Data shown »

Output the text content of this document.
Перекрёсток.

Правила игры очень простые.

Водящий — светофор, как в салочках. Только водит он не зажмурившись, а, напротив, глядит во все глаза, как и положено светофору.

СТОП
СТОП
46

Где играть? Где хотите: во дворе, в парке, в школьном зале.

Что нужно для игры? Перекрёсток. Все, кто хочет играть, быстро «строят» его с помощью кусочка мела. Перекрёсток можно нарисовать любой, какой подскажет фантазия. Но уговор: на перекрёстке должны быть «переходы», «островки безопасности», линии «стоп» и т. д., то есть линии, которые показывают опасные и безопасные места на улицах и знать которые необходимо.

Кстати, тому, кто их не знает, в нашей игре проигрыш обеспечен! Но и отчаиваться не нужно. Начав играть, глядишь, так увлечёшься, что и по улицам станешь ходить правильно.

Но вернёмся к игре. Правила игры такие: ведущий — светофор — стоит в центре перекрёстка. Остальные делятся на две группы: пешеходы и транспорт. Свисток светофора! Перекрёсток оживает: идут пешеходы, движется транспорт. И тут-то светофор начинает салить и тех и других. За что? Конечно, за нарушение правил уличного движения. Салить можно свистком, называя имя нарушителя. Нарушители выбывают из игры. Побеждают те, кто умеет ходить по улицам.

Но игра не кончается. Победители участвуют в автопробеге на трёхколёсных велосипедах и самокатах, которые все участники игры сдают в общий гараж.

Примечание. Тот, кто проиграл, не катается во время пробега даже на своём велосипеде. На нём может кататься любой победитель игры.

Task to carry out »
Print the material once more, exactly.

Answer for the task »
Output the text content of this document.
Перекрёсток.

Правила игры очень простые.

Водящий — светофор, как в салочках. Только водит он не зажмурившись, а, напротив, глядит во все глаза, как и положено светофору.

СТОП
СТОП
46

Где играть? Где хотите: во дворе, в парке, в школьном зале.

Что нужно для игры? Перекрёсток. Все, кто хочет играть, быстро «строят» его с помощью кусочка мела. Перекрёсток можно нарисовать любой, какой подскажет фантазия. Но уговор: на перекрёстке должны быть «переходы», «островки безопасности», линии «стоп» и т. д., то есть линии, которые показывают опасные и безопасные места на улицах и знать которые необходимо.

Кстати, тому, кто их не знает, в нашей игре проигрыш обеспечен! Но и отчаиваться не нужно. Начав играть, глядишь, так увлечёшься, что и по улицам станешь ходить правильно.

Но вернёмся к игре. Правила игры такие: ведущий — светофор — стоит в центре перекрёстка. Остальные делятся на две группы: пешеходы и транспорт. Свисток светофора! Перекрёсток оживает: идут пешеходы, движется транспорт. И тут-то светофор начинает салить и тех и других. За что? Конечно, за нарушение правил уличного движения. Салить можно свистком, называя имя нарушителя. Нарушители выбывают из игры. Побеждают те, кто умеет ходить по улицам.

Но игра не кончается. Победители участвуют в автопробеге на трёхколёсных велосипедах и самокатах, которые все участники игры сдают в общий гараж.

Примечание. Тот, кто проиграл, не катается во время пробега даже на своём велосипеде. На нём может кататься любой победитель игры.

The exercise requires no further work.